• [Description of the task]: Retype each line of the material exactly, please, skipping any picture in it.

[Figure contents as structured data]
:::

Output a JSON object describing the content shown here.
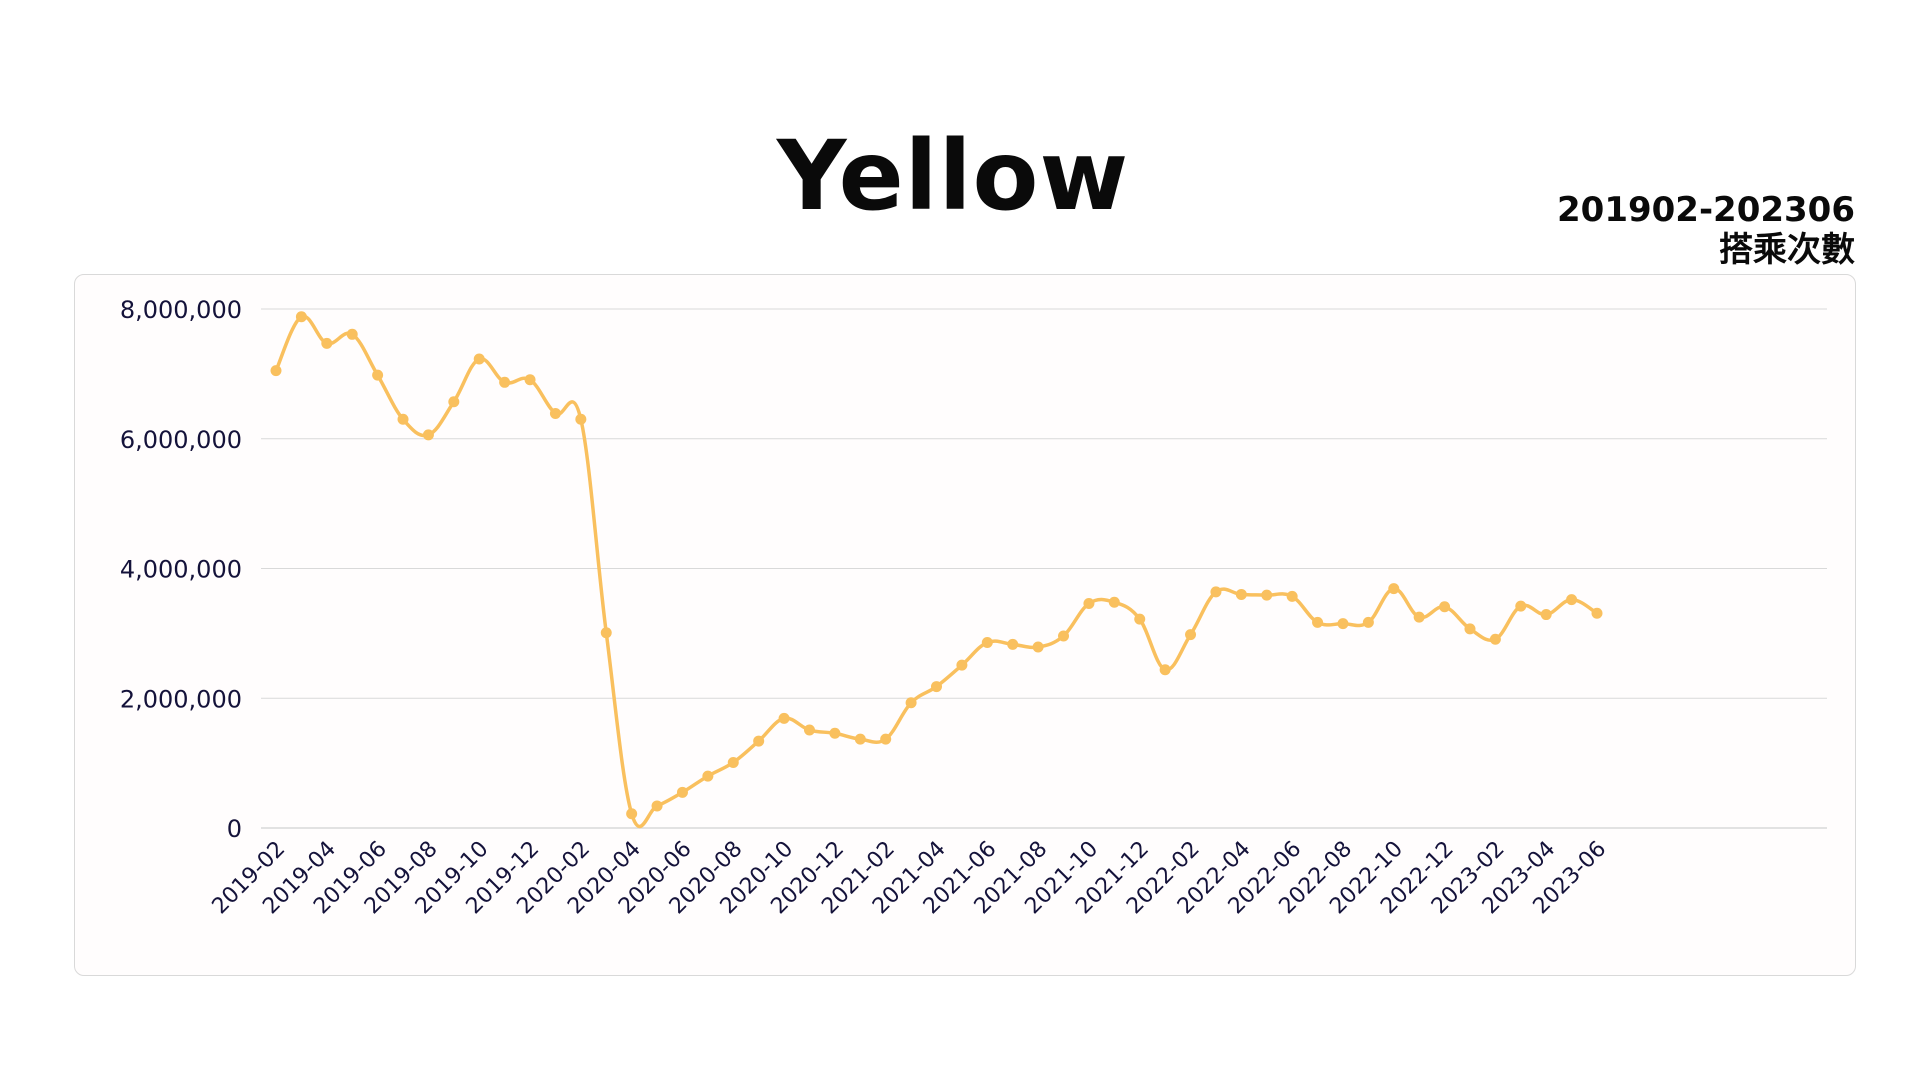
{
  "title": "Yellow",
  "subtitle_line1": "201902-202306",
  "subtitle_line2": "搭乘次數",
  "colors": {
    "line": "#F9C05E",
    "grid": "#d9d9d9",
    "text": "#14123a"
  },
  "chart_data": {
    "type": "line",
    "title": "Yellow",
    "x": [
      "2019-02",
      "2019-03",
      "2019-04",
      "2019-05",
      "2019-06",
      "2019-07",
      "2019-08",
      "2019-09",
      "2019-10",
      "2019-11",
      "2019-12",
      "2020-01",
      "2020-02",
      "2020-03",
      "2020-04",
      "2020-05",
      "2020-06",
      "2020-07",
      "2020-08",
      "2020-09",
      "2020-10",
      "2020-11",
      "2020-12",
      "2021-01",
      "2021-02",
      "2021-03",
      "2021-04",
      "2021-05",
      "2021-06",
      "2021-07",
      "2021-08",
      "2021-09",
      "2021-10",
      "2021-11",
      "2021-12",
      "2022-01",
      "2022-02",
      "2022-03",
      "2022-04",
      "2022-05",
      "2022-06",
      "2022-07",
      "2022-08",
      "2022-09",
      "2022-10",
      "2022-11",
      "2022-12",
      "2023-01",
      "2023-02",
      "2023-03",
      "2023-04",
      "2023-05",
      "2023-06"
    ],
    "x_tick_labels": [
      "2019-02",
      "2019-04",
      "2019-06",
      "2019-08",
      "2019-10",
      "2019-12",
      "2020-02",
      "2020-04",
      "2020-06",
      "2020-08",
      "2020-10",
      "2020-12",
      "2021-02",
      "2021-04",
      "2021-06",
      "2021-08",
      "2021-10",
      "2021-12",
      "2022-02",
      "2022-04",
      "2022-06",
      "2022-08",
      "2022-10",
      "2022-12",
      "2023-02",
      "2023-04",
      "2023-06"
    ],
    "series": [
      {
        "values": [
          7050000,
          7880000,
          7470000,
          7610000,
          6980000,
          6300000,
          6060000,
          6570000,
          7230000,
          6870000,
          6910000,
          6390000,
          6300000,
          3010000,
          220000,
          340000,
          550000,
          800000,
          1010000,
          1340000,
          1690000,
          1510000,
          1460000,
          1370000,
          1370000,
          1930000,
          2180000,
          2510000,
          2860000,
          2830000,
          2790000,
          2960000,
          3460000,
          3480000,
          3220000,
          2440000,
          2980000,
          3640000,
          3600000,
          3590000,
          3570000,
          3170000,
          3150000,
          3170000,
          3690000,
          3250000,
          3410000,
          3070000,
          2910000,
          3420000,
          3290000,
          3520000,
          3310000
        ]
      }
    ],
    "y_ticks": [
      "0",
      "2,000,000",
      "4,000,000",
      "6,000,000",
      "8,000,000"
    ],
    "ylim": [
      0,
      8000000
    ],
    "grid": true,
    "legend": "none"
  }
}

:::

• [Task answer]:
Output a JSON object describing the content shown here.
{
  "title": "Yellow",
  "subtitle_line1": "201902-202306",
  "subtitle_line2": "搭乘次數",
  "colors": {
    "line": "#F9C05E",
    "grid": "#d9d9d9",
    "text": "#14123a"
  },
  "chart_data": {
    "type": "line",
    "title": "Yellow",
    "x": [
      "2019-02",
      "2019-03",
      "2019-04",
      "2019-05",
      "2019-06",
      "2019-07",
      "2019-08",
      "2019-09",
      "2019-10",
      "2019-11",
      "2019-12",
      "2020-01",
      "2020-02",
      "2020-03",
      "2020-04",
      "2020-05",
      "2020-06",
      "2020-07",
      "2020-08",
      "2020-09",
      "2020-10",
      "2020-11",
      "2020-12",
      "2021-01",
      "2021-02",
      "2021-03",
      "2021-04",
      "2021-05",
      "2021-06",
      "2021-07",
      "2021-08",
      "2021-09",
      "2021-10",
      "2021-11",
      "2021-12",
      "2022-01",
      "2022-02",
      "2022-03",
      "2022-04",
      "2022-05",
      "2022-06",
      "2022-07",
      "2022-08",
      "2022-09",
      "2022-10",
      "2022-11",
      "2022-12",
      "2023-01",
      "2023-02",
      "2023-03",
      "2023-04",
      "2023-05",
      "2023-06"
    ],
    "x_tick_labels": [
      "2019-02",
      "2019-04",
      "2019-06",
      "2019-08",
      "2019-10",
      "2019-12",
      "2020-02",
      "2020-04",
      "2020-06",
      "2020-08",
      "2020-10",
      "2020-12",
      "2021-02",
      "2021-04",
      "2021-06",
      "2021-08",
      "2021-10",
      "2021-12",
      "2022-02",
      "2022-04",
      "2022-06",
      "2022-08",
      "2022-10",
      "2022-12",
      "2023-02",
      "2023-04",
      "2023-06"
    ],
    "series": [
      {
        "values": [
          7050000,
          7880000,
          7470000,
          7610000,
          6980000,
          6300000,
          6060000,
          6570000,
          7230000,
          6870000,
          6910000,
          6390000,
          6300000,
          3010000,
          220000,
          340000,
          550000,
          800000,
          1010000,
          1340000,
          1690000,
          1510000,
          1460000,
          1370000,
          1370000,
          1930000,
          2180000,
          2510000,
          2860000,
          2830000,
          2790000,
          2960000,
          3460000,
          3480000,
          3220000,
          2440000,
          2980000,
          3640000,
          3600000,
          3590000,
          3570000,
          3170000,
          3150000,
          3170000,
          3690000,
          3250000,
          3410000,
          3070000,
          2910000,
          3420000,
          3290000,
          3520000,
          3310000
        ]
      }
    ],
    "y_ticks": [
      "0",
      "2,000,000",
      "4,000,000",
      "6,000,000",
      "8,000,000"
    ],
    "ylim": [
      0,
      8000000
    ],
    "grid": true,
    "legend": "none"
  }
}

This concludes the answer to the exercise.